> Written request
Repeat word for word the line with "What data populates" and every line after it until the records below run out.

> Excerpted data
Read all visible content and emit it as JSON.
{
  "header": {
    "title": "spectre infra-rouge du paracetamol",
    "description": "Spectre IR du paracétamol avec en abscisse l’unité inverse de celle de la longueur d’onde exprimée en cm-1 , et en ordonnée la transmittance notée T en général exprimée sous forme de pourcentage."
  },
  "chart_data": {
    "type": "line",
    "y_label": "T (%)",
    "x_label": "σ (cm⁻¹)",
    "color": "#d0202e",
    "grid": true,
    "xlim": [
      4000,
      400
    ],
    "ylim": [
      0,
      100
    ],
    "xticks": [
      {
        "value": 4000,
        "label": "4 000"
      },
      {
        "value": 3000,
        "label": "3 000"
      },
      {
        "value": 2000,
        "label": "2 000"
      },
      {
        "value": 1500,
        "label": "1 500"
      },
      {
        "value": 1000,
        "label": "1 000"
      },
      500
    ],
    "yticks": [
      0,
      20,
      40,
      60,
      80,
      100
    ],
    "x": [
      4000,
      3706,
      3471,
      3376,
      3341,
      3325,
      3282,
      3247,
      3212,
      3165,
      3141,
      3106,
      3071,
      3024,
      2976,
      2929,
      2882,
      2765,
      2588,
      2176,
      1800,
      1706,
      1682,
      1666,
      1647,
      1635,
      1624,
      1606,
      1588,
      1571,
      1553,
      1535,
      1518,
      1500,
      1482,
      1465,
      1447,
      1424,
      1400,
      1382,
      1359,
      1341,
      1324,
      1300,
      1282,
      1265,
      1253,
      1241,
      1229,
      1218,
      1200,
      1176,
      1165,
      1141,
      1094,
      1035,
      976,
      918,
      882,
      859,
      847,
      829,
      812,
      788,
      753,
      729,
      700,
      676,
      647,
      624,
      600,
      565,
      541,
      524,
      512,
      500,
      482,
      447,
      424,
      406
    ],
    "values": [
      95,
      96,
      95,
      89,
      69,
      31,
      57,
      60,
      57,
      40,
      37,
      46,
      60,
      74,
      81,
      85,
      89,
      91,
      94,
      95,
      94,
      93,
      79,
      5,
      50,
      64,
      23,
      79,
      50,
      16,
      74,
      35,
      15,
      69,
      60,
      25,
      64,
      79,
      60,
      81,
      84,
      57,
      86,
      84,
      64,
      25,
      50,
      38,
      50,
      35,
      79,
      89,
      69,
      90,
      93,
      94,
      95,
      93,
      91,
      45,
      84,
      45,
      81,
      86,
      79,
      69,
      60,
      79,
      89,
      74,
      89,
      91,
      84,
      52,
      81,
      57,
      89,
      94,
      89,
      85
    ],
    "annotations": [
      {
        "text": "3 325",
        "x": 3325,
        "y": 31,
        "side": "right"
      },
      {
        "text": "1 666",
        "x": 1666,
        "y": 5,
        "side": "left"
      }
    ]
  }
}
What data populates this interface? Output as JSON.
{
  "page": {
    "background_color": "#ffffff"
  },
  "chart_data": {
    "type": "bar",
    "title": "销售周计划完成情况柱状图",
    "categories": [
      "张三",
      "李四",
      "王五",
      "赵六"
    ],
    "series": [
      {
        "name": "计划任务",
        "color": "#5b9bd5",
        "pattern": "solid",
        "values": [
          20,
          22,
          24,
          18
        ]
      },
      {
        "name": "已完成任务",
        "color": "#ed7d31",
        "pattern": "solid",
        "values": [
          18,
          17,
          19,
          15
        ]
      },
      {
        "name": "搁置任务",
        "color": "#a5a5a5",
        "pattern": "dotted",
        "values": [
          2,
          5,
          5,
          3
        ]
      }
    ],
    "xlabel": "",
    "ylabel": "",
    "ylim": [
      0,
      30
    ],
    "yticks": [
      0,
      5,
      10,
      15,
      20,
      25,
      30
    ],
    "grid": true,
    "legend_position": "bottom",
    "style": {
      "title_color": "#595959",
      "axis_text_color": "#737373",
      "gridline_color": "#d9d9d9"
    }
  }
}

> Exercise solution
What data populates this interface? Output as JSON.
{
  "page": {
    "background_color": "#ffffff"
  },
  "chart_data": {
    "type": "bar",
    "title": "销售周计划完成情况柱状图",
    "categories": [
      "张三",
      "李四",
      "王五",
      "赵六"
    ],
    "series": [
      {
        "name": "计划任务",
        "color": "#5b9bd5",
        "pattern": "solid",
        "values": [
          20,
          22,
          24,
          18
        ]
      },
      {
        "name": "已完成任务",
        "color": "#ed7d31",
        "pattern": "solid",
        "values": [
          18,
          17,
          19,
          15
        ]
      },
      {
        "name": "搁置任务",
        "color": "#a5a5a5",
        "pattern": "dotted",
        "values": [
          2,
          5,
          5,
          3
        ]
      }
    ],
    "xlabel": "",
    "ylabel": "",
    "ylim": [
      0,
      30
    ],
    "yticks": [
      0,
      5,
      10,
      15,
      20,
      25,
      30
    ],
    "grid": true,
    "legend_position": "bottom",
    "style": {
      "title_color": "#595959",
      "axis_text_color": "#737373",
      "gridline_color": "#d9d9d9"
    }
  }
}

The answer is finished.